• **THE PROBLEM**: Copy each line in the data that includes the word "Members".
━━━━━━━━━━━━━━━━━━━━
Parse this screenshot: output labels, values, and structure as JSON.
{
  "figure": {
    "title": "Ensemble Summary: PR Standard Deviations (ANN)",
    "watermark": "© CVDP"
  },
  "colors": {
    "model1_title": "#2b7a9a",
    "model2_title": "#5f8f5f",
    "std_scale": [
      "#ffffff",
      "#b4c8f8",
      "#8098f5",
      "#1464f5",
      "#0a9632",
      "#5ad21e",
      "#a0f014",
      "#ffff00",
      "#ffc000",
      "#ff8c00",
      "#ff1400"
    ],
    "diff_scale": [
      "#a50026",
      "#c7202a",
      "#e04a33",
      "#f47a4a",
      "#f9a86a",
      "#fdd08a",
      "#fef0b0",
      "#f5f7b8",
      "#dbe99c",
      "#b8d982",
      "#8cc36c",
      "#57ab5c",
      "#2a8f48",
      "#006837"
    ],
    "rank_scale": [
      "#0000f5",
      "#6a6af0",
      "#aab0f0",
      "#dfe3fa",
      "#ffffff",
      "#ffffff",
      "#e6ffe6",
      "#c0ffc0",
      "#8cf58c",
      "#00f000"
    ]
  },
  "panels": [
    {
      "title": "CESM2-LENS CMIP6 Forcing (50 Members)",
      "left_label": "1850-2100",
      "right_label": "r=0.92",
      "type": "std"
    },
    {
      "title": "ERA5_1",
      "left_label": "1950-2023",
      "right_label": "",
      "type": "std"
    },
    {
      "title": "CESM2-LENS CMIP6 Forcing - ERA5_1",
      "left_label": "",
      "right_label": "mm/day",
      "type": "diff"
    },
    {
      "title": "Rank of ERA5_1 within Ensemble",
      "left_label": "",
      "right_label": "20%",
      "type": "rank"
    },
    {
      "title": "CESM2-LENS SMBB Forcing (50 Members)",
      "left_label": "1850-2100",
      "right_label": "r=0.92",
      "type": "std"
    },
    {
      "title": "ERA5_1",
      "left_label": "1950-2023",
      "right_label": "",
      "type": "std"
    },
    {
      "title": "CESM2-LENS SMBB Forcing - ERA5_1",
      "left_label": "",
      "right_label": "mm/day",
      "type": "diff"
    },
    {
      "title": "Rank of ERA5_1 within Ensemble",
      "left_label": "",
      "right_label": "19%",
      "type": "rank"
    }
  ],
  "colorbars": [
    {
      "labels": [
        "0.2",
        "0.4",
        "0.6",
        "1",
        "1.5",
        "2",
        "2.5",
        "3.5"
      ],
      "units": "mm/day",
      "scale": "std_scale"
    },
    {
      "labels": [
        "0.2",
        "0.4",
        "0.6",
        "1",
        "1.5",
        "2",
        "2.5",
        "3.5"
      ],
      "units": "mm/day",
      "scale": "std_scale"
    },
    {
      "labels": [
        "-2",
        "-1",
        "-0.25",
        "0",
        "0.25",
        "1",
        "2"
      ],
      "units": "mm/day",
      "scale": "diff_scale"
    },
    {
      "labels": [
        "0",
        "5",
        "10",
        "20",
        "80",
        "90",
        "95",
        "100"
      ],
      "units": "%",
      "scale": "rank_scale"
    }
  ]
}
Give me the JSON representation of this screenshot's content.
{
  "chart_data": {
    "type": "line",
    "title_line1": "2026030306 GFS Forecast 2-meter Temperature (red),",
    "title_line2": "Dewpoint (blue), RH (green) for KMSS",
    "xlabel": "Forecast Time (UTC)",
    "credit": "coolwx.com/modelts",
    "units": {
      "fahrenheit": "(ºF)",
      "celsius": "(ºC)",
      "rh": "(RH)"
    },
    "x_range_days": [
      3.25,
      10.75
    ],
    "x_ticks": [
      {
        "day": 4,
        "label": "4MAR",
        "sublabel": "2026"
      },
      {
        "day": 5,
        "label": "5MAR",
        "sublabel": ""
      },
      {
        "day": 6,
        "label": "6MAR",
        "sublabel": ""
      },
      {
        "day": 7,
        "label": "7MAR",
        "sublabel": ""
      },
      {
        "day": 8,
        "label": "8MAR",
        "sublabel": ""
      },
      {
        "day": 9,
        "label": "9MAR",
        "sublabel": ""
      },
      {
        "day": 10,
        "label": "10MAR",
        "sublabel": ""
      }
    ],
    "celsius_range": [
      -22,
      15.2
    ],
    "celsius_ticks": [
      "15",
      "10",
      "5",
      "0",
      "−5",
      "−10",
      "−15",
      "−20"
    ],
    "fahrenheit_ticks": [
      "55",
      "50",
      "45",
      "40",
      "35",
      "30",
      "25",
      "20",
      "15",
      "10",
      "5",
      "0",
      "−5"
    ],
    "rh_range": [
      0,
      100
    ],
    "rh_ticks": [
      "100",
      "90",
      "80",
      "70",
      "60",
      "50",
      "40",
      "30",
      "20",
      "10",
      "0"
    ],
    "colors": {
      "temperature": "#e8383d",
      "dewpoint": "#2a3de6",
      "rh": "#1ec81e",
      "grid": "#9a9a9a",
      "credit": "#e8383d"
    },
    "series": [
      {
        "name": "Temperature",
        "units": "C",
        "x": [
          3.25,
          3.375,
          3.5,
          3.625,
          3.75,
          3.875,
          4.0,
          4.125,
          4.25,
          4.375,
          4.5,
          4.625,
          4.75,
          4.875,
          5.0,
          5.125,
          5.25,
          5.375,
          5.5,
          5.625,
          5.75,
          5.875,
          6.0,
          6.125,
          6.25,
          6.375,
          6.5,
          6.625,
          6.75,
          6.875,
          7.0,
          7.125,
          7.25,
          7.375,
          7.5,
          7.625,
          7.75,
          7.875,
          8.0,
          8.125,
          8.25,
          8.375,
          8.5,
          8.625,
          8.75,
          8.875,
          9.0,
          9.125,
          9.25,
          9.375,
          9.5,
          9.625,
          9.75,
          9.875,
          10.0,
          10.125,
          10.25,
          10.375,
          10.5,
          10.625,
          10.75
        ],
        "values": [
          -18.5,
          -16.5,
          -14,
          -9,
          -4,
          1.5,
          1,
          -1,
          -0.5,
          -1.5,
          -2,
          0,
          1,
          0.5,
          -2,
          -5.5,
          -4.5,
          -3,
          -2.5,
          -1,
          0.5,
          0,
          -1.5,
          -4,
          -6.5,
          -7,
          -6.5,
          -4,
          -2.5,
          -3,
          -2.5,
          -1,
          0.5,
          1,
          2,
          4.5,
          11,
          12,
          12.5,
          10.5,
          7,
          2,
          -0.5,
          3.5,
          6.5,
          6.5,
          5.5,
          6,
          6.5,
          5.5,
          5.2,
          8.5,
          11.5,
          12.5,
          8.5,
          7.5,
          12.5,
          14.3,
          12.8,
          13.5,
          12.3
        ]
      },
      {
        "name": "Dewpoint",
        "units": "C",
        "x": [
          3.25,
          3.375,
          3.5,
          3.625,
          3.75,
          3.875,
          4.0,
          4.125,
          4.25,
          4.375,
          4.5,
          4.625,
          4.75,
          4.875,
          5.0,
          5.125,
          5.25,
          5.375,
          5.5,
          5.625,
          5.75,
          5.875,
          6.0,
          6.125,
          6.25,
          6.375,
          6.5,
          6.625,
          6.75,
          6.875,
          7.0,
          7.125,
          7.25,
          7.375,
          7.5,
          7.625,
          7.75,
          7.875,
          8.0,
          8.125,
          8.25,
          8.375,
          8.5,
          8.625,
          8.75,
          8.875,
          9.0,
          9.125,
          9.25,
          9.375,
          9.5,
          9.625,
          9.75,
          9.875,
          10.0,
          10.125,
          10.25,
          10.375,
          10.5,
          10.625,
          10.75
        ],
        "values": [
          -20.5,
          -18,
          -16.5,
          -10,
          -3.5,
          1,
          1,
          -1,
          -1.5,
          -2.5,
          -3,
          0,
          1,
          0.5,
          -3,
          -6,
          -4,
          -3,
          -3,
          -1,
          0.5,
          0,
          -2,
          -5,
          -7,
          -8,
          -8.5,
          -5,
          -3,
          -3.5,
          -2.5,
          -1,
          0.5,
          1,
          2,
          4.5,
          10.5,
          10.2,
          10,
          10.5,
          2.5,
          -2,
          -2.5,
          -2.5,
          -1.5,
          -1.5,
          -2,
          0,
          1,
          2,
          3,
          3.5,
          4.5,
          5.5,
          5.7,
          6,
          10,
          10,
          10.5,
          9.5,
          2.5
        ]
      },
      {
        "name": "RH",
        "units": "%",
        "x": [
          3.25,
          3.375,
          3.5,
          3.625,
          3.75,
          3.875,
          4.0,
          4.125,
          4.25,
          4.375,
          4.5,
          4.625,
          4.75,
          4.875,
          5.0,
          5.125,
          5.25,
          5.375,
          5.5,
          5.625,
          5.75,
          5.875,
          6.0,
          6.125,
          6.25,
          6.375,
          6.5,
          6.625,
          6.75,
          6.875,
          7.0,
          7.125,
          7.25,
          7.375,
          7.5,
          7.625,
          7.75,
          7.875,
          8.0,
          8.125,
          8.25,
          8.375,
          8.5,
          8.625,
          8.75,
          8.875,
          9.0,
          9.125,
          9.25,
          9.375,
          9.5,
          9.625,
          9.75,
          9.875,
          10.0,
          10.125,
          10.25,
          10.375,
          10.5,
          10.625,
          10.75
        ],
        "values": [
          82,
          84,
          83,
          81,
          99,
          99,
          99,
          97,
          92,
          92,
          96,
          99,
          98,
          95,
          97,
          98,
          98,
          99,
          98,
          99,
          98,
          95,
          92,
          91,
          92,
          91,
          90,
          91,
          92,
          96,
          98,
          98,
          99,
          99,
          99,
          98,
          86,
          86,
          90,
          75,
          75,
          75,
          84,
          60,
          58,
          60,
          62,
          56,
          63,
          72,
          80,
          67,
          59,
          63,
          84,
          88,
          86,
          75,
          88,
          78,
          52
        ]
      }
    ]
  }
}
━━━━━━━━━━━━━━━━━━━━
• **THE RESPONSE**:
      "title": "CESM2-LENS CMIP6 Forcing (50 Members)",
      "title": "CESM2-LENS SMBB Forcing (50 Members)",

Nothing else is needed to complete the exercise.